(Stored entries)
■ ■ ■ ■
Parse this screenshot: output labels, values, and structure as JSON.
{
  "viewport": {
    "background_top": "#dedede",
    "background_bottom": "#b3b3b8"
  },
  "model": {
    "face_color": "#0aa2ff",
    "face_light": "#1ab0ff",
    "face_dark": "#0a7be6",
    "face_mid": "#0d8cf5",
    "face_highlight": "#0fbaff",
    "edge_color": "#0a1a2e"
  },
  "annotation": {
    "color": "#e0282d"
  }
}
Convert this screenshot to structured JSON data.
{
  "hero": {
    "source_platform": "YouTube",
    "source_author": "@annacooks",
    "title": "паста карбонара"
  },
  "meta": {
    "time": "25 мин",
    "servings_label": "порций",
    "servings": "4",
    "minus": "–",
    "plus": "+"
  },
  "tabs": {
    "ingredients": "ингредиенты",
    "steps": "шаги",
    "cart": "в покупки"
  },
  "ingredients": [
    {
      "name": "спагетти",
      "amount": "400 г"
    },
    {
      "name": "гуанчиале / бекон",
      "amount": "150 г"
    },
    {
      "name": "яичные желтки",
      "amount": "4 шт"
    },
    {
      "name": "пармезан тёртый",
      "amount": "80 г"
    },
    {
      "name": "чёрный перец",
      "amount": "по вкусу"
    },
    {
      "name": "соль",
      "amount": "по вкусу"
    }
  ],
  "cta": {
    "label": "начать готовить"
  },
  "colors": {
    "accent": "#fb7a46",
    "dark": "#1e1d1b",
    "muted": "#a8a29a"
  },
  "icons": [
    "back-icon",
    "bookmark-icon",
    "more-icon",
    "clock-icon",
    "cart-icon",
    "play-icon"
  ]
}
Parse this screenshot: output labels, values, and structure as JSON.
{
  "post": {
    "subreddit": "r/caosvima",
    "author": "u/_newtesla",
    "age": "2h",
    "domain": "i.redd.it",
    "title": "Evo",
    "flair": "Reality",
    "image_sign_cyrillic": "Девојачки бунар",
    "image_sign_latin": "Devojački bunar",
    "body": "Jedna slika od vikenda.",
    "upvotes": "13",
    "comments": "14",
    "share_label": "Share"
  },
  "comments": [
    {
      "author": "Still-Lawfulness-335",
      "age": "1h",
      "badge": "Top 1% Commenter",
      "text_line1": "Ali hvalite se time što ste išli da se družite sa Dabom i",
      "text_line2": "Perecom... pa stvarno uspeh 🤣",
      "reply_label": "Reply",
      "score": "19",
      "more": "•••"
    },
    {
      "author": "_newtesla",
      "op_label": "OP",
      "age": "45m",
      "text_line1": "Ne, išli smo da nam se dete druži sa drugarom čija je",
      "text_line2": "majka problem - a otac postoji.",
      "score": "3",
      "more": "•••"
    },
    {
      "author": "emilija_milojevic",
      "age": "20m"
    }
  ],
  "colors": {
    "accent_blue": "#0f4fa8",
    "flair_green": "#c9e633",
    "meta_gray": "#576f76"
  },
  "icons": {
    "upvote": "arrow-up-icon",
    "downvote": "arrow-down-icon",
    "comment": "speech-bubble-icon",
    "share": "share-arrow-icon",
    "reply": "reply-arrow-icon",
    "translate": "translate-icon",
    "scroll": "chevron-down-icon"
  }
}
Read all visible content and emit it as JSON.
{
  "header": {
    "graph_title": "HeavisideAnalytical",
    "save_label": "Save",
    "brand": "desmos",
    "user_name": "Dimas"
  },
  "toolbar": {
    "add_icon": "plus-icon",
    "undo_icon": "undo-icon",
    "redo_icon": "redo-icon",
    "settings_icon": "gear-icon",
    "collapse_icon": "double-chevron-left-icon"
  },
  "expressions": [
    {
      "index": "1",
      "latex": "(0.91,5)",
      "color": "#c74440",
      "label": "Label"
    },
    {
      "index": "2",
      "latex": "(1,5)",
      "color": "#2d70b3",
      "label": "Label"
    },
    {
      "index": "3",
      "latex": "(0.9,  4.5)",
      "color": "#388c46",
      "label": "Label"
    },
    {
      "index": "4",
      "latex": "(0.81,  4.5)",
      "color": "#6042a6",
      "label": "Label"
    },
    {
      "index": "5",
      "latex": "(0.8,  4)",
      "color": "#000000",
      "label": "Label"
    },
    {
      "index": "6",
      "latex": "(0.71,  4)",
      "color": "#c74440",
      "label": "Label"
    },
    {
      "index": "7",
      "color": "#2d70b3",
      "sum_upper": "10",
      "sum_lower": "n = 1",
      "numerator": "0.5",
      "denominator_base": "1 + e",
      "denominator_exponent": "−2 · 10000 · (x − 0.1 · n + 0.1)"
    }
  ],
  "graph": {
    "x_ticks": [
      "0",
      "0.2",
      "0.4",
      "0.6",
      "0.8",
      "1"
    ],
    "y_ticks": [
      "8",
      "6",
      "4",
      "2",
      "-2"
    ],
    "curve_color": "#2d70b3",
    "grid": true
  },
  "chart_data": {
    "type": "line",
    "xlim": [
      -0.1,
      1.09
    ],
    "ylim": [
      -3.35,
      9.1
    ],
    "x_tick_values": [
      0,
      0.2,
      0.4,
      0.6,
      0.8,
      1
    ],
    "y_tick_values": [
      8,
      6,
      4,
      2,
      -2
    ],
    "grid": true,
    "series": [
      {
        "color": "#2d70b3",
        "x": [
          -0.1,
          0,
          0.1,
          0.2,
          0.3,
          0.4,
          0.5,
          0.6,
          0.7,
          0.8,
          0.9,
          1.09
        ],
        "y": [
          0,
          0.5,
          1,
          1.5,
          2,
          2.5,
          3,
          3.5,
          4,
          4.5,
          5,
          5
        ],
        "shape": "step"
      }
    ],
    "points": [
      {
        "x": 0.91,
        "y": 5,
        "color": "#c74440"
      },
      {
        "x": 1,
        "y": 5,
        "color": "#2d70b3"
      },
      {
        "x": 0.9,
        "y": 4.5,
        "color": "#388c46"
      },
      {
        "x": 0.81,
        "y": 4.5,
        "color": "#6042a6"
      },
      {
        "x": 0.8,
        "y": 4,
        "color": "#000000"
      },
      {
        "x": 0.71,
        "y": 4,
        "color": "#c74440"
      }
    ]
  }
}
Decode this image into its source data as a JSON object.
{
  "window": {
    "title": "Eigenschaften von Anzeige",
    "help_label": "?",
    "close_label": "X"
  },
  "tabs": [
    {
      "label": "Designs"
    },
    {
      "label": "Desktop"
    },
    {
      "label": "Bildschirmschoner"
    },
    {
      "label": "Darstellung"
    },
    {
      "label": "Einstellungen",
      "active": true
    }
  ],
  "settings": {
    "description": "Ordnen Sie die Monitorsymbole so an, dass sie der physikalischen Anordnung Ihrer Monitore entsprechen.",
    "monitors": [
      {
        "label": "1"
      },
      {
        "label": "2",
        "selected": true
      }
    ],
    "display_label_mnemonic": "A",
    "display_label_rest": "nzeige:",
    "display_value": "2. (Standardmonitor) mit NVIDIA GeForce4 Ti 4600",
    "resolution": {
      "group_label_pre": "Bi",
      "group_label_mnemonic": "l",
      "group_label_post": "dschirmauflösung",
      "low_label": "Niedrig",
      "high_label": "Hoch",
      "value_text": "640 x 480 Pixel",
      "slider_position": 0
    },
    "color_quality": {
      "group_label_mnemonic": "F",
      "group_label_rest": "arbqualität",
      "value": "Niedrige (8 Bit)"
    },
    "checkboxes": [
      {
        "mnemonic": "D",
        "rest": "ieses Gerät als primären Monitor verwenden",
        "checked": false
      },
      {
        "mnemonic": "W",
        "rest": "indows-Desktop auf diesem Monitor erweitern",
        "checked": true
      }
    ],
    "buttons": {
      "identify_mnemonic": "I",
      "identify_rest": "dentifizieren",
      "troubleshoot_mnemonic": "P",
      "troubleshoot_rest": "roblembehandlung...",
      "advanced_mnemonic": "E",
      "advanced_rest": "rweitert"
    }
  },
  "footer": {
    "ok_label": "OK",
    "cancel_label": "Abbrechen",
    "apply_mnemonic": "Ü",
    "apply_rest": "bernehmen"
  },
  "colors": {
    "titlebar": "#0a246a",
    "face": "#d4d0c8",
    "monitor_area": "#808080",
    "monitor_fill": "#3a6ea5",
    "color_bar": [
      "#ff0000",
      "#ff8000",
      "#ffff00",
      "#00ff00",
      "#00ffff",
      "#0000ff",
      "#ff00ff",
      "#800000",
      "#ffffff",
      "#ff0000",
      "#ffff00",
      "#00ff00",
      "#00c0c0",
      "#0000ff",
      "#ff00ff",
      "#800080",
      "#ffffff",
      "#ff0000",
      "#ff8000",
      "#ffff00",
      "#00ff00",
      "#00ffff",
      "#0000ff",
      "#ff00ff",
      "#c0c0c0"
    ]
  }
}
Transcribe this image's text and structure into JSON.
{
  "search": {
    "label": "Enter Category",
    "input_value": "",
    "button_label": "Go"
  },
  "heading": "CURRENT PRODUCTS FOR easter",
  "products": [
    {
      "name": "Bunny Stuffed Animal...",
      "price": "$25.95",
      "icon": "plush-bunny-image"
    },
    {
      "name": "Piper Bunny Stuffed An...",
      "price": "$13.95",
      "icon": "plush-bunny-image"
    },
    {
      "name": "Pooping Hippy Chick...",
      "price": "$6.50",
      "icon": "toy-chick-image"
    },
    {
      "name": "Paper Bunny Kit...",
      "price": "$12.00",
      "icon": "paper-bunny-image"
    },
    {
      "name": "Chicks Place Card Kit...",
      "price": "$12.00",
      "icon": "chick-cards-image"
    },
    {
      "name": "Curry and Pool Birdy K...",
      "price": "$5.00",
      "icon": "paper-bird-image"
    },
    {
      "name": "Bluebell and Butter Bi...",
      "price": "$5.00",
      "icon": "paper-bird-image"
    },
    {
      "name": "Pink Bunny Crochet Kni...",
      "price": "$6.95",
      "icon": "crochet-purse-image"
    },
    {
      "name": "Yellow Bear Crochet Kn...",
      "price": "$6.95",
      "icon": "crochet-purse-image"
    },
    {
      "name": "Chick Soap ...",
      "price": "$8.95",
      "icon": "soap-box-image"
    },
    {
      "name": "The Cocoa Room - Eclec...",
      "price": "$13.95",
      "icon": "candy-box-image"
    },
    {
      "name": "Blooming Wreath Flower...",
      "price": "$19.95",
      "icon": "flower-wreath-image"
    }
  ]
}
■ ■ ■ ■
[Exercise details]
Show the lines of the records that include the string "time".

[Finished task]
    "time": "25 мин",
      "text_line1": "Ali hvalite se time što ste išli da se družite sa Dabom i",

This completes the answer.